— Start —
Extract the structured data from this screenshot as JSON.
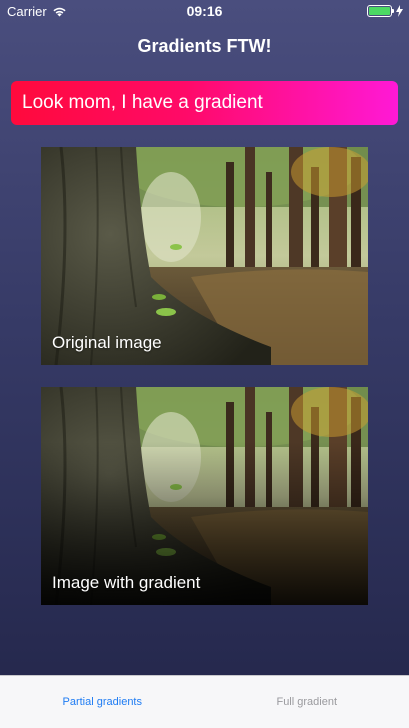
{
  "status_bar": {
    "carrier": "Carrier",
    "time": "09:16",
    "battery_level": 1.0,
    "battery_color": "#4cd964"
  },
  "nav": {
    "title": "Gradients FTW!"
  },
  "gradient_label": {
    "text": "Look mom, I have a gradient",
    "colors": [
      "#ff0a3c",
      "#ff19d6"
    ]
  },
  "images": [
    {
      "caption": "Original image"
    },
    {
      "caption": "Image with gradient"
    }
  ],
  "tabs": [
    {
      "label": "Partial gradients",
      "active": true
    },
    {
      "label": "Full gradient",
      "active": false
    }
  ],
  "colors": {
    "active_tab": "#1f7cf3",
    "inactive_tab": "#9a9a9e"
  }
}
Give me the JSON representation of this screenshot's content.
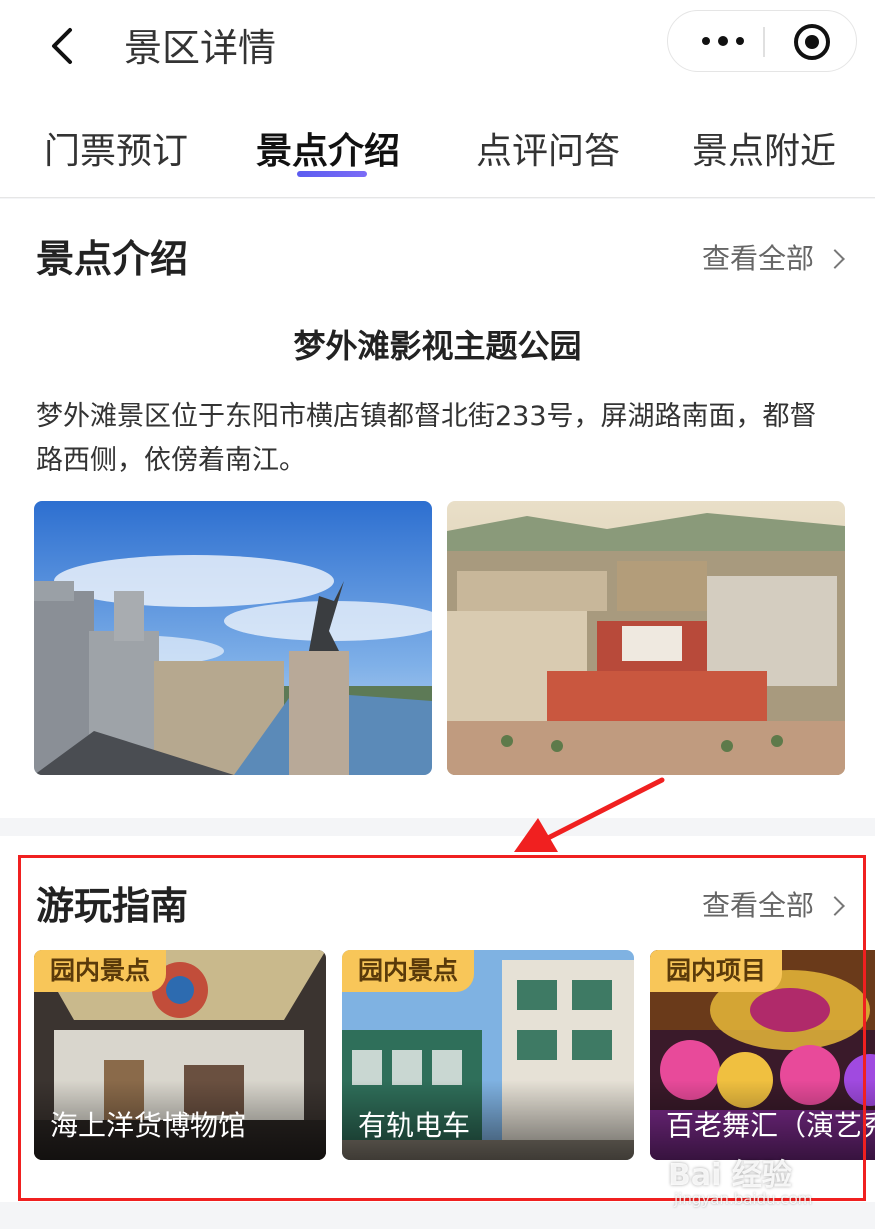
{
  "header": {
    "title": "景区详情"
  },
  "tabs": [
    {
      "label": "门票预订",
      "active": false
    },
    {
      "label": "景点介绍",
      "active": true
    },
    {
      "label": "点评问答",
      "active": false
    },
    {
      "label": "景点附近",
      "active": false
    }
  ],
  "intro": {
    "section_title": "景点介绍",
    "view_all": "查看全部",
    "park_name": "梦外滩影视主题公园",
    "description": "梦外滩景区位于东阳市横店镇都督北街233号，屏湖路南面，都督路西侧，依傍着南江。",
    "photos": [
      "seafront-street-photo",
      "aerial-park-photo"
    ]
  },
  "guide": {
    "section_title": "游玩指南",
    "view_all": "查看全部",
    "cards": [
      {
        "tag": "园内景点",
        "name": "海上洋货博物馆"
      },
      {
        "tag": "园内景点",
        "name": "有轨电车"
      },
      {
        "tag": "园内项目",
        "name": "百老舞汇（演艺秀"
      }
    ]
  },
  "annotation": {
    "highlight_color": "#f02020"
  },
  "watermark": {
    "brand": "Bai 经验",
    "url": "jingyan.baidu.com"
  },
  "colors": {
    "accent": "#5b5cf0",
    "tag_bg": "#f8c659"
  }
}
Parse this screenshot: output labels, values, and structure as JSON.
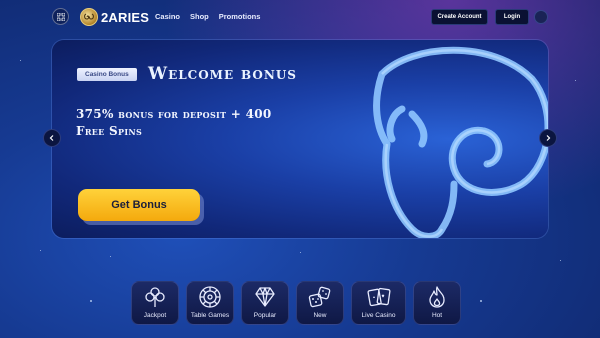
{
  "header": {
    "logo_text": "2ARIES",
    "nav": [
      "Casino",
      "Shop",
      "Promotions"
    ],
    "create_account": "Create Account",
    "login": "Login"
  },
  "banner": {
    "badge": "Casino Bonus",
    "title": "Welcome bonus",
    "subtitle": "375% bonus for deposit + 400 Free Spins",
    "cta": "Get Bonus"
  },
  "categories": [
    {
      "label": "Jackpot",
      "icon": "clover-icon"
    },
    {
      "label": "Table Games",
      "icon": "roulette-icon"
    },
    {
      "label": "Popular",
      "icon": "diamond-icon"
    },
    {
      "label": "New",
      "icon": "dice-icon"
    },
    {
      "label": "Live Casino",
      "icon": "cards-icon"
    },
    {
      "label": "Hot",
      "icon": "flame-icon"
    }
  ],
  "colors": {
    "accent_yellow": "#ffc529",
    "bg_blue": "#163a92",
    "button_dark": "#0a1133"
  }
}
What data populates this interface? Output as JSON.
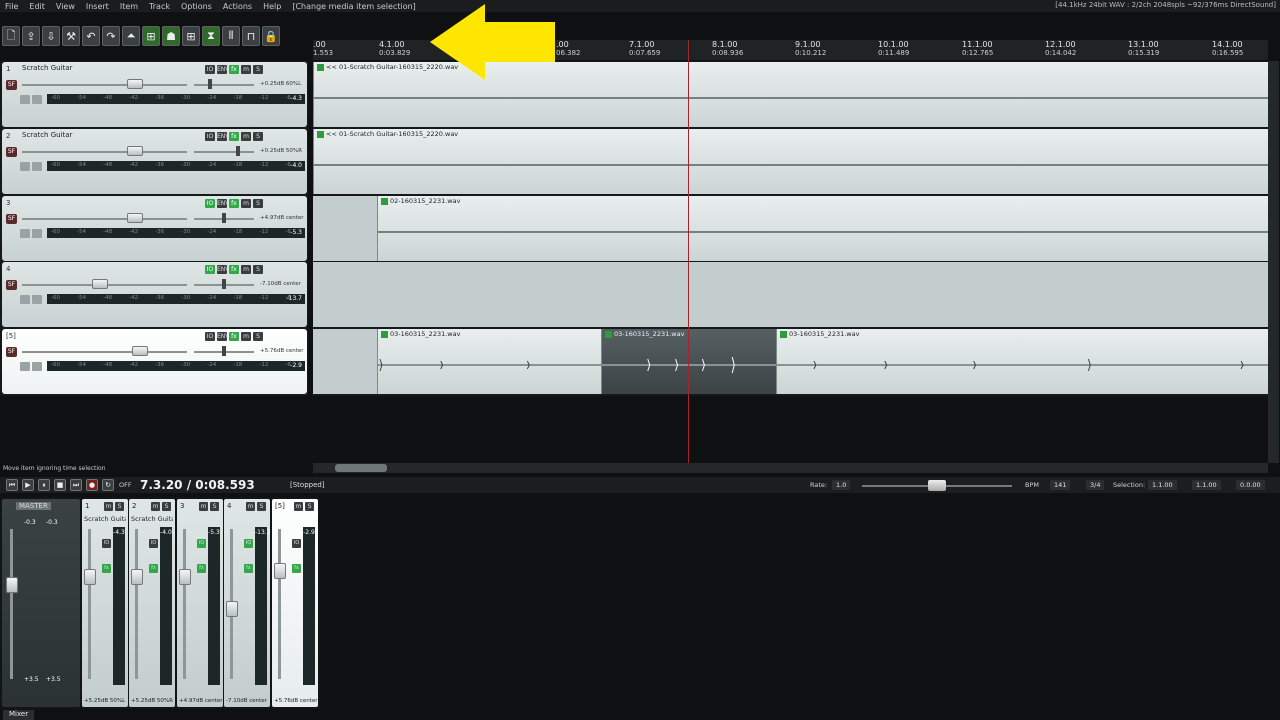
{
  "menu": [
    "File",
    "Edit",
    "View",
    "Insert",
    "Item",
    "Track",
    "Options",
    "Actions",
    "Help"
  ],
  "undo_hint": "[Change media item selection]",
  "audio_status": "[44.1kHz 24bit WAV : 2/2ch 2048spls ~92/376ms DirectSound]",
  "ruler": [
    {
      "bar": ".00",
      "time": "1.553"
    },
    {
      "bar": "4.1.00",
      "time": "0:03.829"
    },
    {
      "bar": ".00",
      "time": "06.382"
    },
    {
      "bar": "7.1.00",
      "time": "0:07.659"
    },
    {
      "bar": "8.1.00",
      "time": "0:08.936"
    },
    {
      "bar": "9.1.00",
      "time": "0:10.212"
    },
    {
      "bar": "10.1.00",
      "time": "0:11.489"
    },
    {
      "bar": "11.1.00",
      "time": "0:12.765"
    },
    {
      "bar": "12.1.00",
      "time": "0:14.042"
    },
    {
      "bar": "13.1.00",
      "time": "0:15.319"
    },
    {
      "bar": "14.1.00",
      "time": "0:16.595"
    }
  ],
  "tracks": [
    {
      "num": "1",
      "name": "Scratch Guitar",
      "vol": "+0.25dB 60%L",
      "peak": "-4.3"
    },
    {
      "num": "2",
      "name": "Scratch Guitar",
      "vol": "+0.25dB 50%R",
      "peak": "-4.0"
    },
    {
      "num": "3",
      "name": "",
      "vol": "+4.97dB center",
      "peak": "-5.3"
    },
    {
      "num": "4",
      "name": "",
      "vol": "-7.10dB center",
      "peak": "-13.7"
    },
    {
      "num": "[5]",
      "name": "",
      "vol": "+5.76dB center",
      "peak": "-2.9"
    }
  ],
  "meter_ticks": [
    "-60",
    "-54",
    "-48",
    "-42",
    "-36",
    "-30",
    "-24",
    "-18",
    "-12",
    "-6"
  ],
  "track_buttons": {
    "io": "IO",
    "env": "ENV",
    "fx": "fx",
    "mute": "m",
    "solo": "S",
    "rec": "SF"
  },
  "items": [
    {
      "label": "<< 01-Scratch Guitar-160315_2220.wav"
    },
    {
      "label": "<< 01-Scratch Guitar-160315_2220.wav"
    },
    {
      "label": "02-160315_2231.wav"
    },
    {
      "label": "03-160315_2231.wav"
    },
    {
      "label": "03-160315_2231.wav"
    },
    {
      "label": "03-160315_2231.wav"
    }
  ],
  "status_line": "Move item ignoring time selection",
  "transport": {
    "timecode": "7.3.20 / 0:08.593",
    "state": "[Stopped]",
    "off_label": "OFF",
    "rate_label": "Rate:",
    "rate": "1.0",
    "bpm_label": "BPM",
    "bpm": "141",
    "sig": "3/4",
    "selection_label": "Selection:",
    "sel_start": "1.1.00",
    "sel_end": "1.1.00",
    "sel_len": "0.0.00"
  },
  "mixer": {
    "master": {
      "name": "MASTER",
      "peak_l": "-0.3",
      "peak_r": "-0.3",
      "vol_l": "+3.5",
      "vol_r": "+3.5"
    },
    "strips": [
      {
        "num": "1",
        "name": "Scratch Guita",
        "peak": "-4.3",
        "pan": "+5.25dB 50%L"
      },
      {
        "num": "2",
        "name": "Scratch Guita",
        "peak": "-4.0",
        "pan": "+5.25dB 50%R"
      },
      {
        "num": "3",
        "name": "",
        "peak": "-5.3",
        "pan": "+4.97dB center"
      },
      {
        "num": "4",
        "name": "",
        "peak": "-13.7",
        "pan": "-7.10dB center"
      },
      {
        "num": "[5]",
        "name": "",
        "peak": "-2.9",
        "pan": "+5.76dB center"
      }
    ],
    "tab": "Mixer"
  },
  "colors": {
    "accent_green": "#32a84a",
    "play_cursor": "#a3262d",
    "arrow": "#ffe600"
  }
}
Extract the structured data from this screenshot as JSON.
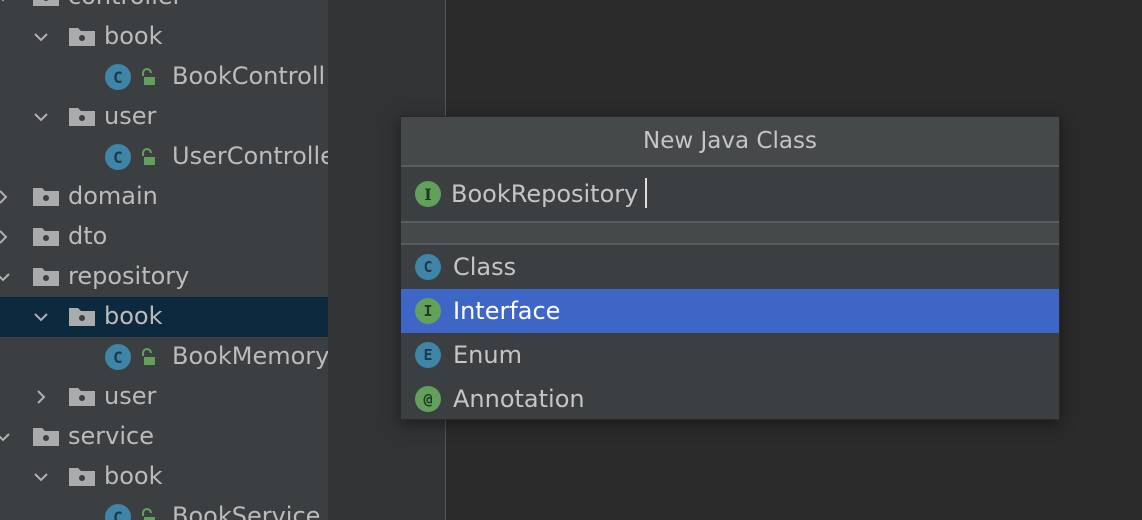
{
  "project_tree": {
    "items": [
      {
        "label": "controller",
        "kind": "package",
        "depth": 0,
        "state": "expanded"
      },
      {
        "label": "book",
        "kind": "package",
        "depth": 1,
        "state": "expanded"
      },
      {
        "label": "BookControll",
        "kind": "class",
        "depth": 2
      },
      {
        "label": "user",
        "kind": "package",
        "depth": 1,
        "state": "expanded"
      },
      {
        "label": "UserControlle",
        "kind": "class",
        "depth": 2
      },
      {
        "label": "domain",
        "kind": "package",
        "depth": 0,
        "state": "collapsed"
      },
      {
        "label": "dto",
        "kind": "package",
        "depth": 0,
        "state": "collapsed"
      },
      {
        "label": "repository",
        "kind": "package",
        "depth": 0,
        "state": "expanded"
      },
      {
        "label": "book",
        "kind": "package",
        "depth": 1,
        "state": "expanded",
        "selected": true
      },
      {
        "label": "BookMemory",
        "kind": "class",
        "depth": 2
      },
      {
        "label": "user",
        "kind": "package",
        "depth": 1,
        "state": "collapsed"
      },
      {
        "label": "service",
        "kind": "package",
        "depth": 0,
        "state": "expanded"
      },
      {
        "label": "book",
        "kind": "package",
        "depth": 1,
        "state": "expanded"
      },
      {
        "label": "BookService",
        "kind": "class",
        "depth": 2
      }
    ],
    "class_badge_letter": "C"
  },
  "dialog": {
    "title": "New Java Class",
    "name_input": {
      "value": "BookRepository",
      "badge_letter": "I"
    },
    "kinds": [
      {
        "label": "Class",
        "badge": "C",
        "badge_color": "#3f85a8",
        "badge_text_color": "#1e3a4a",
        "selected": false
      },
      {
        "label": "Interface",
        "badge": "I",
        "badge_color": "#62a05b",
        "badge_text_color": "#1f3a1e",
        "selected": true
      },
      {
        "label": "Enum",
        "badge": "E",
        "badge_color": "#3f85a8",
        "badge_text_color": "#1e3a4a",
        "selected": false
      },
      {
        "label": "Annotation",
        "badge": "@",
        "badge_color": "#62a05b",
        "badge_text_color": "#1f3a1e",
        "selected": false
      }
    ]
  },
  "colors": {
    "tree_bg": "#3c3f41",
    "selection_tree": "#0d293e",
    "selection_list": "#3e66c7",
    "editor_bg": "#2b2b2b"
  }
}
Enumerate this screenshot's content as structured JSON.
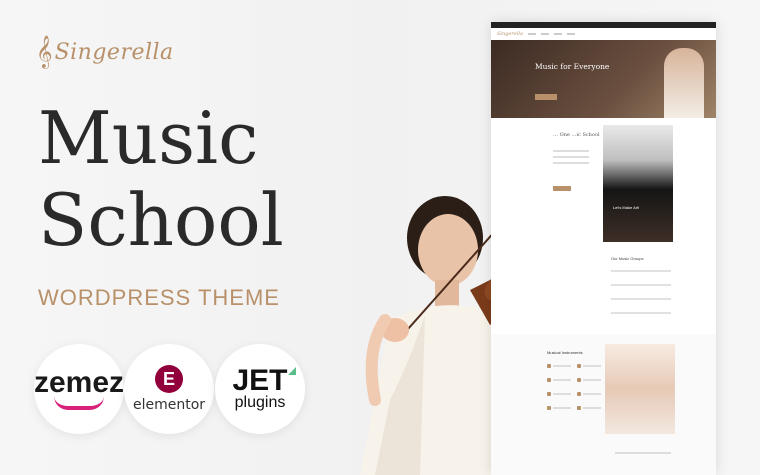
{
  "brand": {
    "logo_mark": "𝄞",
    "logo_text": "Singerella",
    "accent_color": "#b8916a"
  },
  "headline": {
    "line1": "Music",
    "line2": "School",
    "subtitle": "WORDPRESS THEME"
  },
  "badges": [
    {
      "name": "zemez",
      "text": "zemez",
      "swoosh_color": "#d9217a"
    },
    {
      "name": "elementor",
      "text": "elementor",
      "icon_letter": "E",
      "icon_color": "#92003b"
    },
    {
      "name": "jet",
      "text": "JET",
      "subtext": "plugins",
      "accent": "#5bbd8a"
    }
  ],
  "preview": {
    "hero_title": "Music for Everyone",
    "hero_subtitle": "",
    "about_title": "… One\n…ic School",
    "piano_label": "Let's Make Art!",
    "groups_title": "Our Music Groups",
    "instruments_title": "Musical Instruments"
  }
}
— End —
JOB: Answer with one number only: how many lines above contain the word "content".

OUTPUT FOR THIS TASK: 2